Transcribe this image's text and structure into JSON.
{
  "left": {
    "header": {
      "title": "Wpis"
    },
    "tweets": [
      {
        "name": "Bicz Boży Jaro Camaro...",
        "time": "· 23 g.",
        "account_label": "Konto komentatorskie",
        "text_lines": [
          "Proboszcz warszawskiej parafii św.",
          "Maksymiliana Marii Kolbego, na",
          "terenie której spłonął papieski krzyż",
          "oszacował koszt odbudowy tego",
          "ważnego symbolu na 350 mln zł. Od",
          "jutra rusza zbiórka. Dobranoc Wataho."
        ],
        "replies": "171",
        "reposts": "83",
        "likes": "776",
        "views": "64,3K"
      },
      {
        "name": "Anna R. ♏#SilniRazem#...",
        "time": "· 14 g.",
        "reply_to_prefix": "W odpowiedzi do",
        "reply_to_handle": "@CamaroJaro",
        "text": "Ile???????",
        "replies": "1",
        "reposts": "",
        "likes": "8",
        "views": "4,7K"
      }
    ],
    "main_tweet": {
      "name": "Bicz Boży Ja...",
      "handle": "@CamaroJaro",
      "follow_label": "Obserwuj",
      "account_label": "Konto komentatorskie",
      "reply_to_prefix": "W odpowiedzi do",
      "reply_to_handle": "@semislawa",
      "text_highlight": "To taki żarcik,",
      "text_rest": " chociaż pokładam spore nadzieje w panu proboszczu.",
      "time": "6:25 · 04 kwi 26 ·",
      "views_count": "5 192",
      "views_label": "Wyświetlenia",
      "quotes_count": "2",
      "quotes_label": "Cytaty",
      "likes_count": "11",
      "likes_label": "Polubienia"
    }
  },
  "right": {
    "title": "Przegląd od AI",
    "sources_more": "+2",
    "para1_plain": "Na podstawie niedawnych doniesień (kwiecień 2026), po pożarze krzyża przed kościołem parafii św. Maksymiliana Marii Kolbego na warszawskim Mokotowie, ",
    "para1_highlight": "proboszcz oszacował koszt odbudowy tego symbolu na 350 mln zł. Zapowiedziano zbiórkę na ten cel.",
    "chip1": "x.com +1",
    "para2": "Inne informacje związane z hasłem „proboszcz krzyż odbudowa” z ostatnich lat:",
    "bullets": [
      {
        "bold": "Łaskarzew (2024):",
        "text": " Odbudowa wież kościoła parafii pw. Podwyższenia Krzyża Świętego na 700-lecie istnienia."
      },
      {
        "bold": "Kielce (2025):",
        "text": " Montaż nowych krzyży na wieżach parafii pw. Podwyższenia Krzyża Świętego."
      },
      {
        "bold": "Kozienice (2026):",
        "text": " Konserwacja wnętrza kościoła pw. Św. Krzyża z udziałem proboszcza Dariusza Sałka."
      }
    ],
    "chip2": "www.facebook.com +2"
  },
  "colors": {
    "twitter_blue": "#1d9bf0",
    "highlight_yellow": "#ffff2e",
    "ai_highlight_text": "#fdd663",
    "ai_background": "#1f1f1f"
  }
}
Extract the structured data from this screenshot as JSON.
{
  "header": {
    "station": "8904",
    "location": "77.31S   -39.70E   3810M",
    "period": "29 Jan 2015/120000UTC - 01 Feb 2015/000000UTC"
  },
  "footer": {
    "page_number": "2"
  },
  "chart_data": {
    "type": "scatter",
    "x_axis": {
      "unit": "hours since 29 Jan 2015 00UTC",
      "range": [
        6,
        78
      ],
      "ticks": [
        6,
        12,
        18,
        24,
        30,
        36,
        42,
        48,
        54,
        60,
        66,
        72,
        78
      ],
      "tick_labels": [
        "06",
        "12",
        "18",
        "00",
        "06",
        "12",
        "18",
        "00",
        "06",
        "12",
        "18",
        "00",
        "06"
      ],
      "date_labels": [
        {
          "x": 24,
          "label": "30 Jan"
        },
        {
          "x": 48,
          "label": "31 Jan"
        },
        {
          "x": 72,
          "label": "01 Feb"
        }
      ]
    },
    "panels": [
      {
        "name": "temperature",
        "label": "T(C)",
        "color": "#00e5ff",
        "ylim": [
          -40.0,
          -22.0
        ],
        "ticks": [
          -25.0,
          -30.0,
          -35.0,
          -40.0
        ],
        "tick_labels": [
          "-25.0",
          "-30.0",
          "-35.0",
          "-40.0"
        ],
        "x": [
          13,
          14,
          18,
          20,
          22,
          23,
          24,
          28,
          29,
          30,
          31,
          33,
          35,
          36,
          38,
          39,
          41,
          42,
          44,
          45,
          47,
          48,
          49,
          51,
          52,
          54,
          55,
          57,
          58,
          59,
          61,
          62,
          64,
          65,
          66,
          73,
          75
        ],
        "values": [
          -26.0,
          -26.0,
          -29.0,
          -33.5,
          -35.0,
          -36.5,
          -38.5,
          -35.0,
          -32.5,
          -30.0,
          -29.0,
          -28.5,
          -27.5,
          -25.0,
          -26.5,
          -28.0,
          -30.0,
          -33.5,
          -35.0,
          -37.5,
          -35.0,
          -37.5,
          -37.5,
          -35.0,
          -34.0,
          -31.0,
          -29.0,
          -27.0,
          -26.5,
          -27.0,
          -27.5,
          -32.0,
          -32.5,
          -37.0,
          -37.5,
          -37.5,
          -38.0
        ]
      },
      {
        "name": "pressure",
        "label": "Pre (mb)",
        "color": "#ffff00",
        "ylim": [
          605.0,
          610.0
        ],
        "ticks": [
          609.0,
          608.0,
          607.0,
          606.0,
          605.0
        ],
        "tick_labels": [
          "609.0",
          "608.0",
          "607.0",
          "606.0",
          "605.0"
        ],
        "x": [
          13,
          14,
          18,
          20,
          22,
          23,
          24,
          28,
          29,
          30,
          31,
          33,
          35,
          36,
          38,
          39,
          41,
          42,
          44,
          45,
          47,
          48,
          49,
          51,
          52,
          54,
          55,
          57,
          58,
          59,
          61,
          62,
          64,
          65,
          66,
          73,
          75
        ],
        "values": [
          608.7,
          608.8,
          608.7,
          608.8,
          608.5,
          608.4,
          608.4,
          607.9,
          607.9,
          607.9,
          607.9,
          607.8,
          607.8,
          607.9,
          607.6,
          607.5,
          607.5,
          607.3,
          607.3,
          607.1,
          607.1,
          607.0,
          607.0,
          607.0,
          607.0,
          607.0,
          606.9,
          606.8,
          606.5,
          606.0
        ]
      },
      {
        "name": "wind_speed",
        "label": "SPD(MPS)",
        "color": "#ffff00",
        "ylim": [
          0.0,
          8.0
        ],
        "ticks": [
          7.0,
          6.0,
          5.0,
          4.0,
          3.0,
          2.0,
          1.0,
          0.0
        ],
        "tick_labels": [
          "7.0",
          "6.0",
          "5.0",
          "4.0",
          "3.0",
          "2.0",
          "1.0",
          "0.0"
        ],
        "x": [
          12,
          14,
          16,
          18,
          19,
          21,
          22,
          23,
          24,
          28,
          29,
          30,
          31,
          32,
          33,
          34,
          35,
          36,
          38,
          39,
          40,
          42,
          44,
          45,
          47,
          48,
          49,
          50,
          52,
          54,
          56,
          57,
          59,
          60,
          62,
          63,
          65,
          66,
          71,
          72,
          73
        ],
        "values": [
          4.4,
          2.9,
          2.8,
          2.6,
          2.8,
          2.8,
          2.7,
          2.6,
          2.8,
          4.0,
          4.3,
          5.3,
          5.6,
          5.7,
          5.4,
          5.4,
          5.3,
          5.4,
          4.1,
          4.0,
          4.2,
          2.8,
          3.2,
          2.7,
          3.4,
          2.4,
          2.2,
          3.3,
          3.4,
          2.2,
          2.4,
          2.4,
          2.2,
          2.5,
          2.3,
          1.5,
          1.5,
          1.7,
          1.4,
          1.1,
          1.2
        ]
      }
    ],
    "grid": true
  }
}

———

Check every line of the entries above for the word "bold" and report how many lines contain it, giving the number only.

Task solution:
3